[Extracted data entries]
=-=-=

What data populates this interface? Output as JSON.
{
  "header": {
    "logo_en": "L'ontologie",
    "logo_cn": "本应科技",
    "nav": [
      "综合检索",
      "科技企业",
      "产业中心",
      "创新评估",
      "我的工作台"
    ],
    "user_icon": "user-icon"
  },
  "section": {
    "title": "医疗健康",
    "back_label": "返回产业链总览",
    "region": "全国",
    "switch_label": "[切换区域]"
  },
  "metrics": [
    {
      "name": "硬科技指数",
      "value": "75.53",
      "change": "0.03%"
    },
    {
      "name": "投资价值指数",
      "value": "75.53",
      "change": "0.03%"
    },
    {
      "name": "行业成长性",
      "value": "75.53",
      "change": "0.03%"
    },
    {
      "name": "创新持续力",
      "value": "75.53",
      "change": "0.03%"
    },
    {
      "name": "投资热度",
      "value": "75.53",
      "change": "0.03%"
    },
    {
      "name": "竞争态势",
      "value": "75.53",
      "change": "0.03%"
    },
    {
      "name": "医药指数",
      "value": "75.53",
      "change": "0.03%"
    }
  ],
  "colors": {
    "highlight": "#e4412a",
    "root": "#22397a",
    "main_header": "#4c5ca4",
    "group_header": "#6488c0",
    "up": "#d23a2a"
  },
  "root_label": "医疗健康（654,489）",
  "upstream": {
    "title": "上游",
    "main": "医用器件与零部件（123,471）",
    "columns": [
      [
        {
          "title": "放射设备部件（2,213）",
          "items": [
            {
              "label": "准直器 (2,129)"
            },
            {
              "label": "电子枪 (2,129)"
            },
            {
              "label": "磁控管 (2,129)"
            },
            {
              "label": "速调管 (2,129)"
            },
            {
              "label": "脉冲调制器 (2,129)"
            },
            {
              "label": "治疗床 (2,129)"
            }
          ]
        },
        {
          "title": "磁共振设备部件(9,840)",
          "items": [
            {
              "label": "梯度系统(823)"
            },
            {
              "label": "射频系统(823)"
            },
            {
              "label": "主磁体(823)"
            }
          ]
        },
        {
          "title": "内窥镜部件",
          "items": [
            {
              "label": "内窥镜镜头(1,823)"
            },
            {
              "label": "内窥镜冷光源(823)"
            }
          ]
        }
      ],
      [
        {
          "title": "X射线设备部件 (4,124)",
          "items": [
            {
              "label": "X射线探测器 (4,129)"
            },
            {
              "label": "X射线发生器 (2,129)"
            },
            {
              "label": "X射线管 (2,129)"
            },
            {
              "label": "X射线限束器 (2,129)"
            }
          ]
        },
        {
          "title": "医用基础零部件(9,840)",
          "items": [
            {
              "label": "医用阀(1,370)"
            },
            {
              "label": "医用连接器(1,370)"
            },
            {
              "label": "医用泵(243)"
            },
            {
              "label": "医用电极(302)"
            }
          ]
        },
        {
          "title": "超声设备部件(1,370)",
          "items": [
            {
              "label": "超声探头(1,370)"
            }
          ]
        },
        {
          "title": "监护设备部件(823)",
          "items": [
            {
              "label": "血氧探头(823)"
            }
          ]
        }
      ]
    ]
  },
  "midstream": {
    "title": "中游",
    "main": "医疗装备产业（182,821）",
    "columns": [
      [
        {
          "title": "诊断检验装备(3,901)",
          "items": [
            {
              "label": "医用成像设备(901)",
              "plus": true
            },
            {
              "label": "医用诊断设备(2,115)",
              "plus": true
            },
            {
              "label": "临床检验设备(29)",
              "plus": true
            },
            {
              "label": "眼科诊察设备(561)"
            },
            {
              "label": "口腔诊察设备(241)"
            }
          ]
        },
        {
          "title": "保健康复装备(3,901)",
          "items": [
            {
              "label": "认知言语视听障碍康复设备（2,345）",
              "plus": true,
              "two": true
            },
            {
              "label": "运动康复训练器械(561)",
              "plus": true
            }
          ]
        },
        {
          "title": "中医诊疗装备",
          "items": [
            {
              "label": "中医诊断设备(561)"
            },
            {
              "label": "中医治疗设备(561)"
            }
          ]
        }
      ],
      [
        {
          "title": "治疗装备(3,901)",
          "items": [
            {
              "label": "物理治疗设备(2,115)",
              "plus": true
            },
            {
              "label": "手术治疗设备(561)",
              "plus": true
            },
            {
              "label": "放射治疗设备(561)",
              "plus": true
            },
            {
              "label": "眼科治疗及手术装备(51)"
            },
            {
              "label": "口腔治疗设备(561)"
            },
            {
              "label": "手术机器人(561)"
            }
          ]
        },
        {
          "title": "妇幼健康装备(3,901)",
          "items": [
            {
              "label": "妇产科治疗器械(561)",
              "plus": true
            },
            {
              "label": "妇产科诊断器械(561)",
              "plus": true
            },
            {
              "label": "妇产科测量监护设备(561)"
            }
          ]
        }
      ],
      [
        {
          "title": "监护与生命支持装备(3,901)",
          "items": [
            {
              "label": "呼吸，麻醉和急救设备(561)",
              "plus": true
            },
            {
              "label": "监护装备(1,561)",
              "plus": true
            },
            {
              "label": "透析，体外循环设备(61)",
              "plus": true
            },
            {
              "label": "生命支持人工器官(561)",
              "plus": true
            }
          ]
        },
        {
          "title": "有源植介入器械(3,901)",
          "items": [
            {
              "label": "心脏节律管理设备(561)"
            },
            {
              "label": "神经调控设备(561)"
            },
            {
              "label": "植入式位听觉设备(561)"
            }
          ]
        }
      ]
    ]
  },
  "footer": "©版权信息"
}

=-=-=

[Directions] Repeat the entries above exactly, leaving nothing out.

[Response below]
What data populates this interface? Output as JSON.
{
  "header": {
    "logo_en": "L'ontologie",
    "logo_cn": "本应科技",
    "nav": [
      "综合检索",
      "科技企业",
      "产业中心",
      "创新评估",
      "我的工作台"
    ],
    "user_icon": "user-icon"
  },
  "section": {
    "title": "医疗健康",
    "back_label": "返回产业链总览",
    "region": "全国",
    "switch_label": "[切换区域]"
  },
  "metrics": [
    {
      "name": "硬科技指数",
      "value": "75.53",
      "change": "0.03%"
    },
    {
      "name": "投资价值指数",
      "value": "75.53",
      "change": "0.03%"
    },
    {
      "name": "行业成长性",
      "value": "75.53",
      "change": "0.03%"
    },
    {
      "name": "创新持续力",
      "value": "75.53",
      "change": "0.03%"
    },
    {
      "name": "投资热度",
      "value": "75.53",
      "change": "0.03%"
    },
    {
      "name": "竞争态势",
      "value": "75.53",
      "change": "0.03%"
    },
    {
      "name": "医药指数",
      "value": "75.53",
      "change": "0.03%"
    }
  ],
  "colors": {
    "highlight": "#e4412a",
    "root": "#22397a",
    "main_header": "#4c5ca4",
    "group_header": "#6488c0",
    "up": "#d23a2a"
  },
  "root_label": "医疗健康（654,489）",
  "upstream": {
    "title": "上游",
    "main": "医用器件与零部件（123,471）",
    "columns": [
      [
        {
          "title": "放射设备部件（2,213）",
          "items": [
            {
              "label": "准直器 (2,129)"
            },
            {
              "label": "电子枪 (2,129)"
            },
            {
              "label": "磁控管 (2,129)"
            },
            {
              "label": "速调管 (2,129)"
            },
            {
              "label": "脉冲调制器 (2,129)"
            },
            {
              "label": "治疗床 (2,129)"
            }
          ]
        },
        {
          "title": "磁共振设备部件(9,840)",
          "items": [
            {
              "label": "梯度系统(823)"
            },
            {
              "label": "射频系统(823)"
            },
            {
              "label": "主磁体(823)"
            }
          ]
        },
        {
          "title": "内窥镜部件",
          "items": [
            {
              "label": "内窥镜镜头(1,823)"
            },
            {
              "label": "内窥镜冷光源(823)"
            }
          ]
        }
      ],
      [
        {
          "title": "X射线设备部件 (4,124)",
          "items": [
            {
              "label": "X射线探测器 (4,129)"
            },
            {
              "label": "X射线发生器 (2,129)"
            },
            {
              "label": "X射线管 (2,129)"
            },
            {
              "label": "X射线限束器 (2,129)"
            }
          ]
        },
        {
          "title": "医用基础零部件(9,840)",
          "items": [
            {
              "label": "医用阀(1,370)"
            },
            {
              "label": "医用连接器(1,370)"
            },
            {
              "label": "医用泵(243)"
            },
            {
              "label": "医用电极(302)"
            }
          ]
        },
        {
          "title": "超声设备部件(1,370)",
          "items": [
            {
              "label": "超声探头(1,370)"
            }
          ]
        },
        {
          "title": "监护设备部件(823)",
          "items": [
            {
              "label": "血氧探头(823)"
            }
          ]
        }
      ]
    ]
  },
  "midstream": {
    "title": "中游",
    "main": "医疗装备产业（182,821）",
    "columns": [
      [
        {
          "title": "诊断检验装备(3,901)",
          "items": [
            {
              "label": "医用成像设备(901)",
              "plus": true
            },
            {
              "label": "医用诊断设备(2,115)",
              "plus": true
            },
            {
              "label": "临床检验设备(29)",
              "plus": true
            },
            {
              "label": "眼科诊察设备(561)"
            },
            {
              "label": "口腔诊察设备(241)"
            }
          ]
        },
        {
          "title": "保健康复装备(3,901)",
          "items": [
            {
              "label": "认知言语视听障碍康复设备（2,345）",
              "plus": true,
              "two": true
            },
            {
              "label": "运动康复训练器械(561)",
              "plus": true
            }
          ]
        },
        {
          "title": "中医诊疗装备",
          "items": [
            {
              "label": "中医诊断设备(561)"
            },
            {
              "label": "中医治疗设备(561)"
            }
          ]
        }
      ],
      [
        {
          "title": "治疗装备(3,901)",
          "items": [
            {
              "label": "物理治疗设备(2,115)",
              "plus": true
            },
            {
              "label": "手术治疗设备(561)",
              "plus": true
            },
            {
              "label": "放射治疗设备(561)",
              "plus": true
            },
            {
              "label": "眼科治疗及手术装备(51)"
            },
            {
              "label": "口腔治疗设备(561)"
            },
            {
              "label": "手术机器人(561)"
            }
          ]
        },
        {
          "title": "妇幼健康装备(3,901)",
          "items": [
            {
              "label": "妇产科治疗器械(561)",
              "plus": true
            },
            {
              "label": "妇产科诊断器械(561)",
              "plus": true
            },
            {
              "label": "妇产科测量监护设备(561)"
            }
          ]
        }
      ],
      [
        {
          "title": "监护与生命支持装备(3,901)",
          "items": [
            {
              "label": "呼吸，麻醉和急救设备(561)",
              "plus": true
            },
            {
              "label": "监护装备(1,561)",
              "plus": true
            },
            {
              "label": "透析，体外循环设备(61)",
              "plus": true
            },
            {
              "label": "生命支持人工器官(561)",
              "plus": true
            }
          ]
        },
        {
          "title": "有源植介入器械(3,901)",
          "items": [
            {
              "label": "心脏节律管理设备(561)"
            },
            {
              "label": "神经调控设备(561)"
            },
            {
              "label": "植入式位听觉设备(561)"
            }
          ]
        }
      ]
    ]
  },
  "footer": "©版权信息"
}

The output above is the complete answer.